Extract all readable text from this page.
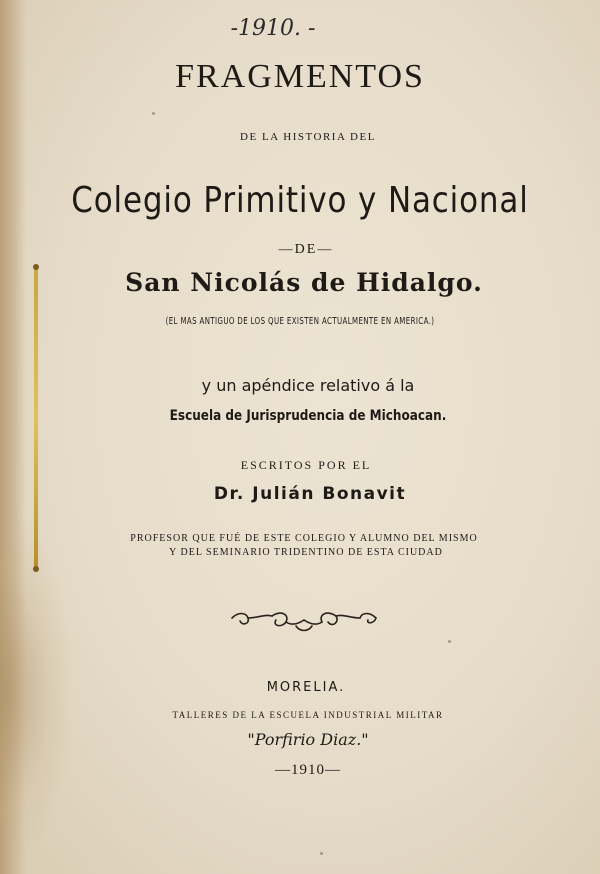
-1910. -
FRAGMENTOS
DE LA HISTORIA DEL
Colegio Primitivo y Nacional
—DE—
San Nicolás de Hidalgo.
(EL MAS ANTIGUO DE LOS QUE EXISTEN ACTUALMENTE EN AMERICA.)
y un apéndice relativo á la
Escuela de Jurisprudencia de Michoacan.
ESCRITOS POR EL
Dr. Julián Bonavit
PROFESOR QUE FUÉ DE ESTE COLEGIO Y ALUMNO DEL MISMO
Y DEL SEMINARIO TRIDENTINO DE ESTA CIUDAD
MORELIA.
TALLERES DE LA ESCUELA INDUSTRIAL MILITAR
"Porfirio Diaz."
—1910—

━━━━━━━━━━━━━━━━━━━━

Given task
Every record must be copied exactly, with the pictures left out.

Final result
Extract all readable text from this page.
-1910. -
FRAGMENTOS
DE LA HISTORIA DEL
Colegio Primitivo y Nacional
—DE—
San Nicolás de Hidalgo.
(EL MAS ANTIGUO DE LOS QUE EXISTEN ACTUALMENTE EN AMERICA.)
y un apéndice relativo á la
Escuela de Jurisprudencia de Michoacan.
ESCRITOS POR EL
Dr. Julián Bonavit
PROFESOR QUE FUÉ DE ESTE COLEGIO Y ALUMNO DEL MISMO
Y DEL SEMINARIO TRIDENTINO DE ESTA CIUDAD
MORELIA.
TALLERES DE LA ESCUELA INDUSTRIAL MILITAR
"Porfirio Diaz."
—1910—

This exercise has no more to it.